_Directions_
1. In the piece on gardening with children, rewrite the stretch from "A garden is" through "with your children.", swapping "soil" for "dirt".
2. Proceed with the piece on gardening with children, picking up after its final sentence.

How Can Gardening Benefit Your Children?

A garden is a wonderful thing to share with a child. One child, two, or an entire classroom, children can learn so much just from burying their hands in the soil and watching the seeds they plant grow, blossom, fruit, and hibernate. Children learn to play with nature, try things, and understand where everything living in the world comes from when they have access to a garden. But what are the real, tangible benefits of gardening with children?

From a veggie garden by the back patio to an entire yard of things to plant and nurture, gardening has some very real advantages for children, no matter what age they begin. As plant enthusiasts ourselves, we would love to share with you the many benefits of gardening with your children.

A Sensory Extravaganza

Sensory gardens are a great choice for both parents of small children and children themselves. Sensory gardens are full of colors, textures, and different smells to explore. Children can dig their hands in the soil, touch the different plants, learn different smells, and name the colors. Gardens are wonderful for sensory play and can also help toddlers develop their fine motor skills while playing with their first trowel or planting their first seeds.

_Extracted information_
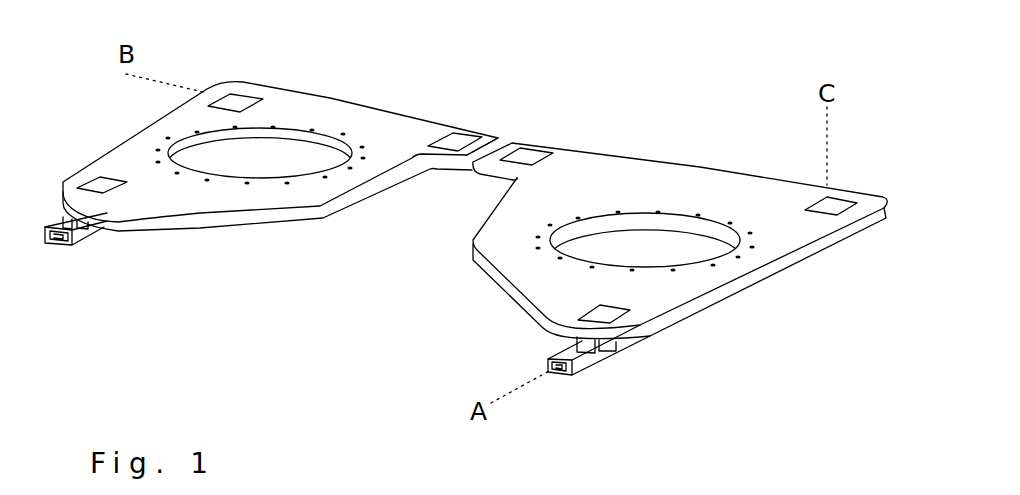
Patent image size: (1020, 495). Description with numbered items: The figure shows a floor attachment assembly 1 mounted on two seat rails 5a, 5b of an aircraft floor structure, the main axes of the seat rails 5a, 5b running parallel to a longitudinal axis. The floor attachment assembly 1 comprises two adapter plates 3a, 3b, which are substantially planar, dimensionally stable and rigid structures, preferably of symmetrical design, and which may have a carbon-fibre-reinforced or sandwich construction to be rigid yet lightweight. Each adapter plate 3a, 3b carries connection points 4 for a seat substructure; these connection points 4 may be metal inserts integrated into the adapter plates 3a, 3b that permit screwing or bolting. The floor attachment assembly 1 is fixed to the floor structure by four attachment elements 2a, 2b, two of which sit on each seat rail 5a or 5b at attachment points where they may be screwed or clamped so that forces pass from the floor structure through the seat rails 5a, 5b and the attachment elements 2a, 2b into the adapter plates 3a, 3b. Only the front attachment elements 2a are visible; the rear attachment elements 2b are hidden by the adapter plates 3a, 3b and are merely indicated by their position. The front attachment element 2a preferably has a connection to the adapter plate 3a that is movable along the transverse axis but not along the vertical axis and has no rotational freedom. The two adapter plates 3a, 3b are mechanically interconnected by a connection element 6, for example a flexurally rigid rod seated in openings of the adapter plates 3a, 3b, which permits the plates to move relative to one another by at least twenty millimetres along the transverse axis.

The floor attachment assembly 1 is at (466, 226).
The front attachment element 2a is at (102, 227).
The rear attachment element 2b is at (231, 101).
The adapter plate 3a is at (652, 306).
The adapter plate 3b is at (200, 200).
The connection points 4 is at (333, 126).
The seat rail 5a is at (583, 366).
The seat rail 5b is at (80, 239).
The connection element 6 is at (509, 138).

_Expected outputs_
1.
A garden is a wonderful thing to share with a child. One child, two, or an entire classroom, children can learn so much just from burying their hands in the dirt and watching the seeds they plant grow, blossom, fruit, and hibernate. Children learn to play with nature, try things, and understand where everything living in the world comes from when they have access to a garden. But what are the real, tangible benefits of gardening with children?

From a veggie garden by the back patio to an entire yard of things to plant and nurture, gardening has some very real advantages for children, no matter what age they begin. As plant enthusiasts ourselves, we would love to share with you the many benefits of gardening with your children.

2.
Understanding Natural Food and Healthy Eating

Growing fruits and vegetables together is a great way to teach your children where natural food comes from. You can name the vegetables together and even pick out new seeds to grow each season. Eating the produce you grow, even if it’s just a little victory salad, will teach your children the importance of natural food and of understanding the ingredients in what you eat. This can also inspire conversations about healthy food in the grocery store, reading the ingredients on the packaging, and a lifelong love of fresh vegetables.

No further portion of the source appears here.